++++ Provided records

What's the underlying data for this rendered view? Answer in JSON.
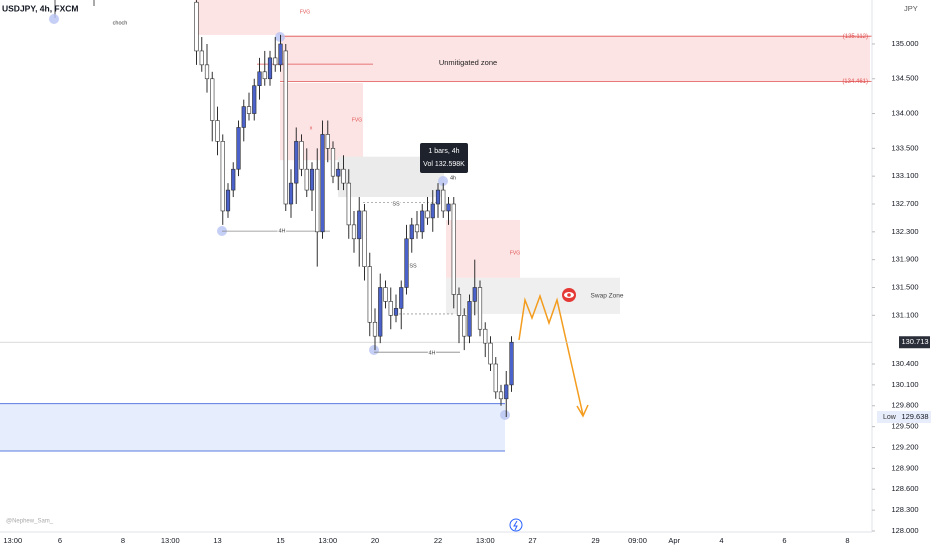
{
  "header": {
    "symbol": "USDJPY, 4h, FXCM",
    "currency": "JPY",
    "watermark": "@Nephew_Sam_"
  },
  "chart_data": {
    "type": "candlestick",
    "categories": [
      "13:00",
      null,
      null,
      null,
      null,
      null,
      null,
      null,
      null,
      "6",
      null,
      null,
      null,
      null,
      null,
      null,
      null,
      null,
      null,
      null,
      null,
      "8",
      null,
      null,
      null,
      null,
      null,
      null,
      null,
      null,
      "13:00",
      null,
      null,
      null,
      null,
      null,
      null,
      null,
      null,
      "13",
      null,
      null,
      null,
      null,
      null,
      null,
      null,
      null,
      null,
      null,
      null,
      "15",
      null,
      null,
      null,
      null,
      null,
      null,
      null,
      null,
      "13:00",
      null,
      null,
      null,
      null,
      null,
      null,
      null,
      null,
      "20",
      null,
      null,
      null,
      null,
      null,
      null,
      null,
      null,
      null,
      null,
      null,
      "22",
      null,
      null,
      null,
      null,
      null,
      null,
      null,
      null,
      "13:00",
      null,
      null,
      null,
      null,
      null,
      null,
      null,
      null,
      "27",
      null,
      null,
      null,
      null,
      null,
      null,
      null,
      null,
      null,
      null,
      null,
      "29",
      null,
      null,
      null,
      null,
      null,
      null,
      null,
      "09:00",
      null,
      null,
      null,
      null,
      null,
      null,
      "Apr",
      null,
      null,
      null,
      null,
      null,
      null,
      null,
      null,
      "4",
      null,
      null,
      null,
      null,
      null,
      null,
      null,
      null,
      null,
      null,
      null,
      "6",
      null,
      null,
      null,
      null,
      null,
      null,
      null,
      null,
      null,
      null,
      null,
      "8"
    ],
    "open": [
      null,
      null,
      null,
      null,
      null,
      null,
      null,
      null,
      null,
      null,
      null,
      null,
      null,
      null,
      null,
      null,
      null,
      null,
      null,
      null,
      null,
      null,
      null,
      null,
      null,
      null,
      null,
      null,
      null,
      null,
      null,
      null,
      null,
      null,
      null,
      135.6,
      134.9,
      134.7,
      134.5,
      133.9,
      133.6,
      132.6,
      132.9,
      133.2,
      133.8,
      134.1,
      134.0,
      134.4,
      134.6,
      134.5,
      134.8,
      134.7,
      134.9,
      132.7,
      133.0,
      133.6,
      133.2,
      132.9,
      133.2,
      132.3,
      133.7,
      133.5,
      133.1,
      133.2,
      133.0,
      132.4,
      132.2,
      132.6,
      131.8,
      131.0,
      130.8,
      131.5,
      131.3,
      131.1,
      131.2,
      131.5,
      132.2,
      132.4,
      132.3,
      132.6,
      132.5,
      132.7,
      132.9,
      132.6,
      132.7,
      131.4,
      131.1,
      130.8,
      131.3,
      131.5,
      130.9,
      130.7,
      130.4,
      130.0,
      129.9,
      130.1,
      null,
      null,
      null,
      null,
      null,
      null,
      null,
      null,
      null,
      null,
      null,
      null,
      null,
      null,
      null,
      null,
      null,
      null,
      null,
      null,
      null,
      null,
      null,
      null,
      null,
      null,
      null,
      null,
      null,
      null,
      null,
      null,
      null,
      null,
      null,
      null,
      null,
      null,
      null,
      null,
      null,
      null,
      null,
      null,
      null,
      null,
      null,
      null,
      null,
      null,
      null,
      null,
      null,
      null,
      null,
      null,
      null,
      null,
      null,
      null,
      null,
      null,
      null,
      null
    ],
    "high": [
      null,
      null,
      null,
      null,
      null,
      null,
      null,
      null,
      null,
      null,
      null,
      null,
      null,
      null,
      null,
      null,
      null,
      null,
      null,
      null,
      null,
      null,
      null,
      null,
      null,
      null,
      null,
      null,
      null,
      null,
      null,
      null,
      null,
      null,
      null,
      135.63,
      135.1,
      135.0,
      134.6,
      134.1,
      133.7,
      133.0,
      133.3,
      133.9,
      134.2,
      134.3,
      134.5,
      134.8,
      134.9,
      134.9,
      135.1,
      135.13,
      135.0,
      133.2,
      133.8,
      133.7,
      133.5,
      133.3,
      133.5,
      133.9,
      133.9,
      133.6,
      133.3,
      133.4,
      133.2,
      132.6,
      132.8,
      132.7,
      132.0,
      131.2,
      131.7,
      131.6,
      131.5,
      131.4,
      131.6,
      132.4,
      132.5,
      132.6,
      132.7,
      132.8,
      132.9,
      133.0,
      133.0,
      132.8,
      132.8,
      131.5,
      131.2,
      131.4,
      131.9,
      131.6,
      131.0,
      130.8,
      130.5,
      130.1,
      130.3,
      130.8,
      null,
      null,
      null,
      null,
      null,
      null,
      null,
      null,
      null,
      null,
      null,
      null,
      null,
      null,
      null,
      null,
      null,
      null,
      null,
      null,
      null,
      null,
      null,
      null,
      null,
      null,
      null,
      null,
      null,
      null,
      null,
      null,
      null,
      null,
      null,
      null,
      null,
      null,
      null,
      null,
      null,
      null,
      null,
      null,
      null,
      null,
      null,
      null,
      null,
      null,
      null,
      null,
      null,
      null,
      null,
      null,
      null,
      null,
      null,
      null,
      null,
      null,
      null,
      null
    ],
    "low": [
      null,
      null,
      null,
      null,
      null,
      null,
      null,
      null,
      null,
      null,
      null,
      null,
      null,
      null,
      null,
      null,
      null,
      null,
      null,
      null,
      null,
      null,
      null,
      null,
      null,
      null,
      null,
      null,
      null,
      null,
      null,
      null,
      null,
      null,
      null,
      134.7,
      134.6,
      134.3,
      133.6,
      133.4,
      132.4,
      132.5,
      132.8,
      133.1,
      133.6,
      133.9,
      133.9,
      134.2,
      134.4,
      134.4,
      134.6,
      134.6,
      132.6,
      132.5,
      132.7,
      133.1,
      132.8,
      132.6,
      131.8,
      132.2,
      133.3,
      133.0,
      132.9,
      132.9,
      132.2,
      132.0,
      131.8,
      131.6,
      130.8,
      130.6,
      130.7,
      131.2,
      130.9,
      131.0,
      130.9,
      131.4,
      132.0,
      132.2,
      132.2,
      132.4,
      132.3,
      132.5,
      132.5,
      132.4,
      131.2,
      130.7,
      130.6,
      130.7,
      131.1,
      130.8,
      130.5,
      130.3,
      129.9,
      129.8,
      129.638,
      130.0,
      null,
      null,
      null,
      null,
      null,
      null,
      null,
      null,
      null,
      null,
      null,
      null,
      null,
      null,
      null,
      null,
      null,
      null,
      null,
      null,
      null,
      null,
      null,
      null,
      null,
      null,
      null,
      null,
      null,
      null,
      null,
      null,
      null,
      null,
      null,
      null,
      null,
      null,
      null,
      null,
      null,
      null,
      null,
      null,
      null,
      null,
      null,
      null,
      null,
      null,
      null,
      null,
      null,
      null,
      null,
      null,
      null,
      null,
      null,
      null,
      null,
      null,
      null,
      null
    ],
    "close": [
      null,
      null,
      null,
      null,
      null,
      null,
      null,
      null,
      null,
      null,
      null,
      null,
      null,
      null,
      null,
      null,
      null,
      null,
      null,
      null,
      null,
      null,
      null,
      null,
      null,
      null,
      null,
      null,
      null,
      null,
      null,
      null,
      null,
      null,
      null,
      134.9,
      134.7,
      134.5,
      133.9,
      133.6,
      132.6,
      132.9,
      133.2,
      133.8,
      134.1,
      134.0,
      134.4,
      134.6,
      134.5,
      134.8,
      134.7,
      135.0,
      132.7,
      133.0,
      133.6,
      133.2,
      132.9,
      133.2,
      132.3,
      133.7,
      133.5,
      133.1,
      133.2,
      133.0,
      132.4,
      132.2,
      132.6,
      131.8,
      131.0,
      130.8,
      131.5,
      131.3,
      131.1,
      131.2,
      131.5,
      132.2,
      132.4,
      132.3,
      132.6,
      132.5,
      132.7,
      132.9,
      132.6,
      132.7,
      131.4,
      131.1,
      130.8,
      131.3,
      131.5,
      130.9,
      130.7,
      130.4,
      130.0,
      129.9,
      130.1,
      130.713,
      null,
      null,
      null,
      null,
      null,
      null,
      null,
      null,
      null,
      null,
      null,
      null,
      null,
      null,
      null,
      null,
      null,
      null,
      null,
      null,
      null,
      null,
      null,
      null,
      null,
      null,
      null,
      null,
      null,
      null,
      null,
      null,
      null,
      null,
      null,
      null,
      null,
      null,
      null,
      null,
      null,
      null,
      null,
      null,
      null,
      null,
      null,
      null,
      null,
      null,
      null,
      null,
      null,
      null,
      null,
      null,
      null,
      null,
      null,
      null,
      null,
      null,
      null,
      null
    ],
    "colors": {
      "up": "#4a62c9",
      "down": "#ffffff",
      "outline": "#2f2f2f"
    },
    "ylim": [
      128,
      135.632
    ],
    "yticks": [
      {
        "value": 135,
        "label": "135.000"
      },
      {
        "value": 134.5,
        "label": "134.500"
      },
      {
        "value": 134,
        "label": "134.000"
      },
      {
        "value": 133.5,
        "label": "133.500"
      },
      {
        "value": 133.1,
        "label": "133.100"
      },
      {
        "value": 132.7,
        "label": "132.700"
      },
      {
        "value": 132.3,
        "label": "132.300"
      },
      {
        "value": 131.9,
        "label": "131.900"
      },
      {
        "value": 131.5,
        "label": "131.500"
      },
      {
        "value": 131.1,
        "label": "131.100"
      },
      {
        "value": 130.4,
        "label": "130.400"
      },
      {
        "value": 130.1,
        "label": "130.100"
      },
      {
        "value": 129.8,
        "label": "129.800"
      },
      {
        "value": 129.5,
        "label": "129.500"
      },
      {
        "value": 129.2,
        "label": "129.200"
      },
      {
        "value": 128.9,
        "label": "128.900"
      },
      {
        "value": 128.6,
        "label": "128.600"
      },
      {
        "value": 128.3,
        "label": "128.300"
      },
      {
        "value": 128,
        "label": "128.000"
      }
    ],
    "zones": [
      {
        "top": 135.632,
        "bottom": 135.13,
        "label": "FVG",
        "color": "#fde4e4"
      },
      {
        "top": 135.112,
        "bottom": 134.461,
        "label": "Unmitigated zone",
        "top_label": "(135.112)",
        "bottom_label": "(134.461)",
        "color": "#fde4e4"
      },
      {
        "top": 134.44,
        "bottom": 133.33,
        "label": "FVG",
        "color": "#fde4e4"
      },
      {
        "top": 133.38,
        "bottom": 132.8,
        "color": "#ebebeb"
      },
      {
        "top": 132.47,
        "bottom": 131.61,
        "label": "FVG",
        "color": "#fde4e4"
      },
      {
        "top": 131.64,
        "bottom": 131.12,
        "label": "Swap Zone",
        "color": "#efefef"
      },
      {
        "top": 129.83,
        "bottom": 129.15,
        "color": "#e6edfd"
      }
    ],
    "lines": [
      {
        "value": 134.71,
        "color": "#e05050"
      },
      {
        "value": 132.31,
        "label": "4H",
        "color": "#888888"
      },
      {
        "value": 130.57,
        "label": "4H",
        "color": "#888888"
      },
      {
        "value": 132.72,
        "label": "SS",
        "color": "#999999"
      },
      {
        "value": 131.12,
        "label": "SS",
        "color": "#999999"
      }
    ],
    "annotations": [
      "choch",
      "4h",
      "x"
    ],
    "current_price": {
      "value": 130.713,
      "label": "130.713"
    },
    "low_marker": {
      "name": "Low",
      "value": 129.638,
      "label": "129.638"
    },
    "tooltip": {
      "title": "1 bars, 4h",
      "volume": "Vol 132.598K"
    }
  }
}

++++++++
++++ Provided records

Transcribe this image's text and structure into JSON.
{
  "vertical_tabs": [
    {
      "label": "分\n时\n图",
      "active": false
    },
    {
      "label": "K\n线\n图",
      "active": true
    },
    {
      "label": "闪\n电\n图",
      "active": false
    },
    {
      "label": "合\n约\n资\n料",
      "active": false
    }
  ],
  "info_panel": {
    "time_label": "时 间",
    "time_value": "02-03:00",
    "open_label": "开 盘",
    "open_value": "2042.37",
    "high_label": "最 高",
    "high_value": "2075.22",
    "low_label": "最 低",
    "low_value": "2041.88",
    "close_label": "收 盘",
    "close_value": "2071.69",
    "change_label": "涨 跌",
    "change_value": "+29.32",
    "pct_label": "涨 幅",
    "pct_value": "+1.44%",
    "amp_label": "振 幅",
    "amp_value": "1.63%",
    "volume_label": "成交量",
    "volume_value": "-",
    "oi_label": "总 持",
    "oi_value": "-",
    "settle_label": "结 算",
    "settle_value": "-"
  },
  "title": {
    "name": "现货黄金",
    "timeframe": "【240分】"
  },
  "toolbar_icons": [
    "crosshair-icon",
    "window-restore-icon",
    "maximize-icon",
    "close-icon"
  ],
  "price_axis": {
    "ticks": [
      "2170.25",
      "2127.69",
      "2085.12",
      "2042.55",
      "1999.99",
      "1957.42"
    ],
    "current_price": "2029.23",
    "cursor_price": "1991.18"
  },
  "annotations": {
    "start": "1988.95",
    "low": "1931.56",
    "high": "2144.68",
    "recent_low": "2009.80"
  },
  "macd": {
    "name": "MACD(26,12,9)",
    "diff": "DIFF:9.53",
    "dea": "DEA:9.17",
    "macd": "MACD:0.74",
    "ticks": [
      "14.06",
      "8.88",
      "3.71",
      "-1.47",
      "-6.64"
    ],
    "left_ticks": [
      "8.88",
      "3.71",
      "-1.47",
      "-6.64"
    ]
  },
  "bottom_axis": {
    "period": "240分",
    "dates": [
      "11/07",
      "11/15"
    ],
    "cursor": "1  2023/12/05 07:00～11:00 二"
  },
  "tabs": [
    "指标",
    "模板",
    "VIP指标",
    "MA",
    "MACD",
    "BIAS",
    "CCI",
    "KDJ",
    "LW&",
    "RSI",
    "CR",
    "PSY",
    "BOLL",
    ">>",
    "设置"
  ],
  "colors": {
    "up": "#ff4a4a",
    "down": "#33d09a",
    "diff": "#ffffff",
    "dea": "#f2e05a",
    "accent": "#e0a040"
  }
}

++++++++

→ Your goal:
Report the count of lines in the entries that contain the string "this", and nothing besides it.

→ Complete output:
2